§ Written exercise: Your reply should be a single number: how many lines contain the string "lead".

§ Dataset items:
──────────────────────────────

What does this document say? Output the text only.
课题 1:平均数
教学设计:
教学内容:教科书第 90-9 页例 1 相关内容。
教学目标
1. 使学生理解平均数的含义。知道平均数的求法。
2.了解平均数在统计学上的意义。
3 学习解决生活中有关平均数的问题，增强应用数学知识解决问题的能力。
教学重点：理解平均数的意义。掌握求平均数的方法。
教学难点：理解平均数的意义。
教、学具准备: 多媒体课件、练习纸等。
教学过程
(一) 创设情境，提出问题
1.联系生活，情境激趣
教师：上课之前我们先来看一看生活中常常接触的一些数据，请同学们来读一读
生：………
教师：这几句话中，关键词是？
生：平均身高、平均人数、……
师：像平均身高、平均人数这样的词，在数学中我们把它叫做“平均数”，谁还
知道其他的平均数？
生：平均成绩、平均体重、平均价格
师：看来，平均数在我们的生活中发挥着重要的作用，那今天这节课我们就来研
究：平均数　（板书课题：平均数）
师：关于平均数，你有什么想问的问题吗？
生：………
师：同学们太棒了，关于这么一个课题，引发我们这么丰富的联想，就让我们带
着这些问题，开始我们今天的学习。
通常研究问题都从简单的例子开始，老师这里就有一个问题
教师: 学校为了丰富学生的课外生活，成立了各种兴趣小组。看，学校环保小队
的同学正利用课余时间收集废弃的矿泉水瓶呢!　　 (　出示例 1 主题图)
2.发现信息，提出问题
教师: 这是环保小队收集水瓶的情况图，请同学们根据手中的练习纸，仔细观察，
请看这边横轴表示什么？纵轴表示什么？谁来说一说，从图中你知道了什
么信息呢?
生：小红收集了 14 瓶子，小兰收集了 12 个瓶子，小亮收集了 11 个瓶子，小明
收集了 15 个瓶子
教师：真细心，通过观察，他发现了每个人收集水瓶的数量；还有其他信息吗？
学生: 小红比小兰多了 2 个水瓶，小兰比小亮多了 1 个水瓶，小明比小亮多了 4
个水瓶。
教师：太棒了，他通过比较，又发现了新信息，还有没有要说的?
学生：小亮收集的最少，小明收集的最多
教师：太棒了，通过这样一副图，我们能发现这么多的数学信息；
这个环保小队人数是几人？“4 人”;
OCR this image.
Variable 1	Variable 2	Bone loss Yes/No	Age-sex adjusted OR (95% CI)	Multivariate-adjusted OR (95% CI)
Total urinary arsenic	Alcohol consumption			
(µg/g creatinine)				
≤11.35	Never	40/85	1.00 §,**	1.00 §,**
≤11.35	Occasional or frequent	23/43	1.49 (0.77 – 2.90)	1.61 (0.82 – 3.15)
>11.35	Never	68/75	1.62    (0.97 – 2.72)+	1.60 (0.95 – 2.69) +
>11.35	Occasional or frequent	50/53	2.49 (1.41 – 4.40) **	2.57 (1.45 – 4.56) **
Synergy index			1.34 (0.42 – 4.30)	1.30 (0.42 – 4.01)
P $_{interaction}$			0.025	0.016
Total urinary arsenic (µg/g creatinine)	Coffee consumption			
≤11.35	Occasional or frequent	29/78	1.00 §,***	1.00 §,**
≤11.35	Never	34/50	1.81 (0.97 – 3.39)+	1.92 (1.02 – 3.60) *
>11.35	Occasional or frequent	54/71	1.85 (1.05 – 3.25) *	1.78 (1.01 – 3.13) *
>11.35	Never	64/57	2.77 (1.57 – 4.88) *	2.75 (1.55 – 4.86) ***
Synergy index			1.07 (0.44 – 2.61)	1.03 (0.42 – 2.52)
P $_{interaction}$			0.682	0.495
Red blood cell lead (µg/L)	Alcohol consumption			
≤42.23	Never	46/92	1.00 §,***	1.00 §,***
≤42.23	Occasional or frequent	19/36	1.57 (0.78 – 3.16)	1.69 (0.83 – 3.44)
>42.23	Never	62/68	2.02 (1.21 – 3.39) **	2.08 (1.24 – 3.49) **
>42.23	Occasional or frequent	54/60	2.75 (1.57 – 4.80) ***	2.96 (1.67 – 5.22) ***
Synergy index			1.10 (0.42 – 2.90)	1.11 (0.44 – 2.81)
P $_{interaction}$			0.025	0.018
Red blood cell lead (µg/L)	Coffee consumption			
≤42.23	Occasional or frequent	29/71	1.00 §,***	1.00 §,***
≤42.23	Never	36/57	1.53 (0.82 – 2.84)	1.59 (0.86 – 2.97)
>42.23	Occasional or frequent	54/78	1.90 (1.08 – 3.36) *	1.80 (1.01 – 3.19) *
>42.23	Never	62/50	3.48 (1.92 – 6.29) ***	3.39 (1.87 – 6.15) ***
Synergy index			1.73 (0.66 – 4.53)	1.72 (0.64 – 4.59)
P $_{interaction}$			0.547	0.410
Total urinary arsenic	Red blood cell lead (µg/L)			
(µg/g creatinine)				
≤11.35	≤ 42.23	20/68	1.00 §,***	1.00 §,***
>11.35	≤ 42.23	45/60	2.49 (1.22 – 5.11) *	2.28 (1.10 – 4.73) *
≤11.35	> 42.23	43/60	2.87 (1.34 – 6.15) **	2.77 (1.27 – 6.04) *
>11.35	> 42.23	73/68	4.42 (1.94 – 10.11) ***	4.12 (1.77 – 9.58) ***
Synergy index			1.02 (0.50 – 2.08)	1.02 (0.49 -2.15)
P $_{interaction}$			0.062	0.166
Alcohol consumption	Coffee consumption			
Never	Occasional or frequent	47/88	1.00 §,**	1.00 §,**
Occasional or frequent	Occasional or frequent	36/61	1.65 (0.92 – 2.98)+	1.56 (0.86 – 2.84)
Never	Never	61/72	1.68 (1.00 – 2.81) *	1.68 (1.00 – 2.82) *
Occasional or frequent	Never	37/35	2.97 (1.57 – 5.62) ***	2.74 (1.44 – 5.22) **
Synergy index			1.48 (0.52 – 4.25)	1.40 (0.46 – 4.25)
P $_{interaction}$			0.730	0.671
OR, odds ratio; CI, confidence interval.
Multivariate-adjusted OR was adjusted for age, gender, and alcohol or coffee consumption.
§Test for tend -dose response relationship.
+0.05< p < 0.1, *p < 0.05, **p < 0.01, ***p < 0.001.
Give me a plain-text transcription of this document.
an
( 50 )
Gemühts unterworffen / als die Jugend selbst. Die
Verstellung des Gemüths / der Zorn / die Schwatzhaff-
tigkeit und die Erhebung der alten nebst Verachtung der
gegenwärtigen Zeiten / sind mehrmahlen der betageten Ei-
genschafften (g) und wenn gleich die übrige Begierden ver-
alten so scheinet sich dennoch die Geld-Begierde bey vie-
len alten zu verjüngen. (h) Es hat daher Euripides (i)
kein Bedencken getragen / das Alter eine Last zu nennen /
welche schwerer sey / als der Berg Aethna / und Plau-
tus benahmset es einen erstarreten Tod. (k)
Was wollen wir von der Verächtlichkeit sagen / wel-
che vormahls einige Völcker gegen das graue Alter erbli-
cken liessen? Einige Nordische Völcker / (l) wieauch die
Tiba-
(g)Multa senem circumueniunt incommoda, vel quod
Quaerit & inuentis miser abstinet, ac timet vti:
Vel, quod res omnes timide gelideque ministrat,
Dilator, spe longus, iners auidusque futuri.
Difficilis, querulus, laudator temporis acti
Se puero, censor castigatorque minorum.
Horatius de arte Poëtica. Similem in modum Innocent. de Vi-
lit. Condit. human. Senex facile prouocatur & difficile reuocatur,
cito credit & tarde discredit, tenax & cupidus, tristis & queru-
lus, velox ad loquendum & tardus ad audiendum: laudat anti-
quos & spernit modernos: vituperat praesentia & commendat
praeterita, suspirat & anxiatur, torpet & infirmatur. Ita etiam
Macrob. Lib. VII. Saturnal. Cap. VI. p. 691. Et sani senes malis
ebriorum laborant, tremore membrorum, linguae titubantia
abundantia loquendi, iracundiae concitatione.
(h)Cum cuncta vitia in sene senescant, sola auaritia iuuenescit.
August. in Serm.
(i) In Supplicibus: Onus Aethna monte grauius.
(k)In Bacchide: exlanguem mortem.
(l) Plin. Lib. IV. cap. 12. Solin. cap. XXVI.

──────────────────────────────

§ Solution: 3